*TEXTE PRÉSENTÉ:*
Álvaro Enrigue emploie le motif des liens familiaux pour rappeler que, dans une société changeante et vorace, où la perte de repères et d’identité survient très vite, seule la filiation à ces valeurs peut permettre aux individus de ne pas oublier d’où ils viennent et qui ils sont. Dans le même temps, les réminiscences familiales des récits servent de port d’attache à l’identité des textes. En effet, nous avons constaté que la production littéraire du XXIe siècle, de par son ouverture internationale (des histoires délocalisées remplies de mots étrangers), perdrait légèrement de son identité latino-américaine. La rattacher au continent par le biais d’un motif aussi légitime que celui de la famille, lui permettrait de ne pas être dénaturalisée.

Éléments tirés d'une source de données
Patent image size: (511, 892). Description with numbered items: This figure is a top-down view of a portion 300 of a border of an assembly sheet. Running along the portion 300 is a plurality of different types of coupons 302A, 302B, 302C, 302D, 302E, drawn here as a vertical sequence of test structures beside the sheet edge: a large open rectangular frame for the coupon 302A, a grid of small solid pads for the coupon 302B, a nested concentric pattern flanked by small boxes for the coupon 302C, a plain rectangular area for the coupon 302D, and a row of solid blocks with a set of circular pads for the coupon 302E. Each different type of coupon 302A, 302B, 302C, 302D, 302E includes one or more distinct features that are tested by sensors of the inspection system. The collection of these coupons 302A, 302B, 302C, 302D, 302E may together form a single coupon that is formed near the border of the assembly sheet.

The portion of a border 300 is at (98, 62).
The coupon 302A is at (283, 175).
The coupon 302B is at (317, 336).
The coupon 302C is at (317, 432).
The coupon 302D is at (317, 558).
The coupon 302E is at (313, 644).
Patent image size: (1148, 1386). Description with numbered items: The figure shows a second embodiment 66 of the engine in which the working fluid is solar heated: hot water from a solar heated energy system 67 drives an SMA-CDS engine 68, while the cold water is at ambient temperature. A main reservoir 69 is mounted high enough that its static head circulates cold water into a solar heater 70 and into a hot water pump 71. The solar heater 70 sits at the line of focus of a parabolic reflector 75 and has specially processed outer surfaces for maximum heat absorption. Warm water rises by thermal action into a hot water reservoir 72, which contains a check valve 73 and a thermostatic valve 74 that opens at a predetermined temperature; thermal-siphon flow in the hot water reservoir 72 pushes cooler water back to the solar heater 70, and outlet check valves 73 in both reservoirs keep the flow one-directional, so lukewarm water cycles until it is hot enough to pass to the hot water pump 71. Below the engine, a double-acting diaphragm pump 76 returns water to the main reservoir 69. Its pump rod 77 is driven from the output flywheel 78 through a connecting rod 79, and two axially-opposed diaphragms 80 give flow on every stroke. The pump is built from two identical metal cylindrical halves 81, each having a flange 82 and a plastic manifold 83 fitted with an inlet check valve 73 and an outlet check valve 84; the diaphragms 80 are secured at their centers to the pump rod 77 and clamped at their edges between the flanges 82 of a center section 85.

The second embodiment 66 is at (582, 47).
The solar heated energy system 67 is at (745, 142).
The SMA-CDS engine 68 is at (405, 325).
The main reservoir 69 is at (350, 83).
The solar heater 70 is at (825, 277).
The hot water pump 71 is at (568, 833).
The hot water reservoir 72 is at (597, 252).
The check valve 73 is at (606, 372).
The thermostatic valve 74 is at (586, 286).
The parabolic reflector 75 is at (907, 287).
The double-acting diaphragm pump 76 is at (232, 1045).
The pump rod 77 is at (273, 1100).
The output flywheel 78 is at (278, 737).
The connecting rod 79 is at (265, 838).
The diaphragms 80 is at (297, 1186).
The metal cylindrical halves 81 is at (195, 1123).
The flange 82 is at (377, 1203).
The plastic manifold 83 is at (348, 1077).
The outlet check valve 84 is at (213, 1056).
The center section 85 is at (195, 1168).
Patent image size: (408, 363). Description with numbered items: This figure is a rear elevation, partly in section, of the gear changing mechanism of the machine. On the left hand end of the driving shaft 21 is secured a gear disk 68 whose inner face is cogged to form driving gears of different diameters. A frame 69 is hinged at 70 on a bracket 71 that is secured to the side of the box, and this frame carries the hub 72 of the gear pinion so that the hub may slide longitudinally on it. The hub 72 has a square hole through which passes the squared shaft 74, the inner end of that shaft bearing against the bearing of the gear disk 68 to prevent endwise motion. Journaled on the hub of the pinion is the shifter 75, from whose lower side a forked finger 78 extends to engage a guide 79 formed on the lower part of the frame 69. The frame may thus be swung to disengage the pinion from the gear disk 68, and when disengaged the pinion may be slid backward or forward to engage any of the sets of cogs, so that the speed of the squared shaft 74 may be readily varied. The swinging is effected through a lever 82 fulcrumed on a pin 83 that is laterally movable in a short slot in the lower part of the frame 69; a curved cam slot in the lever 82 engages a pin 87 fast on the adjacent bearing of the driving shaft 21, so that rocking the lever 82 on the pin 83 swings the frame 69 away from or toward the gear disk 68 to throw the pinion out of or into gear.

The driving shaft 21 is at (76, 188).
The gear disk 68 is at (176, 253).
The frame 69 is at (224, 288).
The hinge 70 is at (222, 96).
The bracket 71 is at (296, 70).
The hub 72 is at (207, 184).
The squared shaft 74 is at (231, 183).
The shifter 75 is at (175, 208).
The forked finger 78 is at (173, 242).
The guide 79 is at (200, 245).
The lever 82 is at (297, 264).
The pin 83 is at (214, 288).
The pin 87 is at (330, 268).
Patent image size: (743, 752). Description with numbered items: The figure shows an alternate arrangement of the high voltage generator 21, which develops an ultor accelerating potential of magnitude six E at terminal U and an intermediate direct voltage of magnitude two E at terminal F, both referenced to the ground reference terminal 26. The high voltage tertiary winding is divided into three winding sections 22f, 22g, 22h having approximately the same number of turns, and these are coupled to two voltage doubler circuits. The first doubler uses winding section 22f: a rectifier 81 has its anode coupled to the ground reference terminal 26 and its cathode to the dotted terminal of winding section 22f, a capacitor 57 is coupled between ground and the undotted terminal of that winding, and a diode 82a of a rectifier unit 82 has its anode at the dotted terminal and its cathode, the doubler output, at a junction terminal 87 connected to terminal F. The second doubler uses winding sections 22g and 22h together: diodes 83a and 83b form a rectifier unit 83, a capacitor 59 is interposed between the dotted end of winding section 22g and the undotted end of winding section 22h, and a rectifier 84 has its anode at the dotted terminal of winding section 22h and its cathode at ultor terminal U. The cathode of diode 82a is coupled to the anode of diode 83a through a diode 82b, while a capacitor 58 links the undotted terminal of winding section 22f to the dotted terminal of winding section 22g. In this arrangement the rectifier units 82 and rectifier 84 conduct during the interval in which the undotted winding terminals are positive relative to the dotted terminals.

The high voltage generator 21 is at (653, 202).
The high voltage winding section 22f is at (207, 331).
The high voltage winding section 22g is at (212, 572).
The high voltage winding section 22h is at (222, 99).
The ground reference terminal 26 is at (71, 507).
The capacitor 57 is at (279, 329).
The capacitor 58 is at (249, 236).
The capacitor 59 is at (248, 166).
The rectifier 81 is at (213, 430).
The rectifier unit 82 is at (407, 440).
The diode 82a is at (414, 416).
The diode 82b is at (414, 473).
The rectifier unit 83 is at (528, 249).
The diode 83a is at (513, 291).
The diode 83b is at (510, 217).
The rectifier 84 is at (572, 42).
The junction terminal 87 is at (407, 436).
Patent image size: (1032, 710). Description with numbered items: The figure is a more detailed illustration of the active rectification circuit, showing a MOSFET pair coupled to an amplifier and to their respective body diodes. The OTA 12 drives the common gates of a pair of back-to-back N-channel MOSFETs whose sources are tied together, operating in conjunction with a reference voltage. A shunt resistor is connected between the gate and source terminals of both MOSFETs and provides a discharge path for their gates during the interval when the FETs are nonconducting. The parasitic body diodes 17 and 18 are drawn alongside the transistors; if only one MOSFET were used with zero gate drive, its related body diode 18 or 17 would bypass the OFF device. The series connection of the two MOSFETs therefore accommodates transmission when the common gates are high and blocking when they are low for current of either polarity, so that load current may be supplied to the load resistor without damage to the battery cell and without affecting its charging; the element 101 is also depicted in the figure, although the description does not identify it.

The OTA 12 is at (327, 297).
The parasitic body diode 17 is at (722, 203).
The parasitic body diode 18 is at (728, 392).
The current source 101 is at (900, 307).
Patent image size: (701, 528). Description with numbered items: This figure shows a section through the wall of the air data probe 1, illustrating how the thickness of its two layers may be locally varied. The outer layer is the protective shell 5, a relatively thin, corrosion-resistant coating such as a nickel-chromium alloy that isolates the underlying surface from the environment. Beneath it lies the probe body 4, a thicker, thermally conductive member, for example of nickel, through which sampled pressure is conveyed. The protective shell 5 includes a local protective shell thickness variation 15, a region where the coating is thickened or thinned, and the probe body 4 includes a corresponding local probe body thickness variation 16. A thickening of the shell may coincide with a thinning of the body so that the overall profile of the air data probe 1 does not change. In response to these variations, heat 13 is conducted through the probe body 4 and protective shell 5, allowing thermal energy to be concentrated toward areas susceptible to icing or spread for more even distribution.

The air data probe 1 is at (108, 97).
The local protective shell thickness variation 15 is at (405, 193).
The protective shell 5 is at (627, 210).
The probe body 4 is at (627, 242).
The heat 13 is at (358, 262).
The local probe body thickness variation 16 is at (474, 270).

*TRAVAIL DEMANDÉ:*
1) Relevez, dans l'ordre où ils apparaissent, tous les mots de l'extrait sur Álvaro Enrigue formés sur la racine « famil- ».
2) Recopiez l'extrait sur Álvaro Enrigue de « Álvaro Enrigue emploie » à « pas être dénaturalisée. ».
Ces données n'ont aucun lien avec l'extrait sur Álvaro Enrigue.

*VOS RÉPONSES:*
1) familiaux, familiales, famille

2)
Álvaro Enrigue emploie le motif des liens familiaux pour rappeler que, dans une société changeante et vorace, où la perte de repères et d’identité survient très vite, seule la filiation à ces valeurs peut permettre aux individus de ne pas oublier d’où ils viennent et qui ils sont. Dans le même temps, les réminiscences familiales des récits servent de port d’attache à l’identité des textes. En effet, nous avons constaté que la production littéraire du XXIe siècle, de par son ouverture internationale (des histoires délocalisées remplies de mots étrangers), perdrait légèrement de son identité latino-américaine. La rattacher au continent par le biais d’un motif aussi légitime que celui de la famille, lui permettrait de ne pas être dénaturalisée.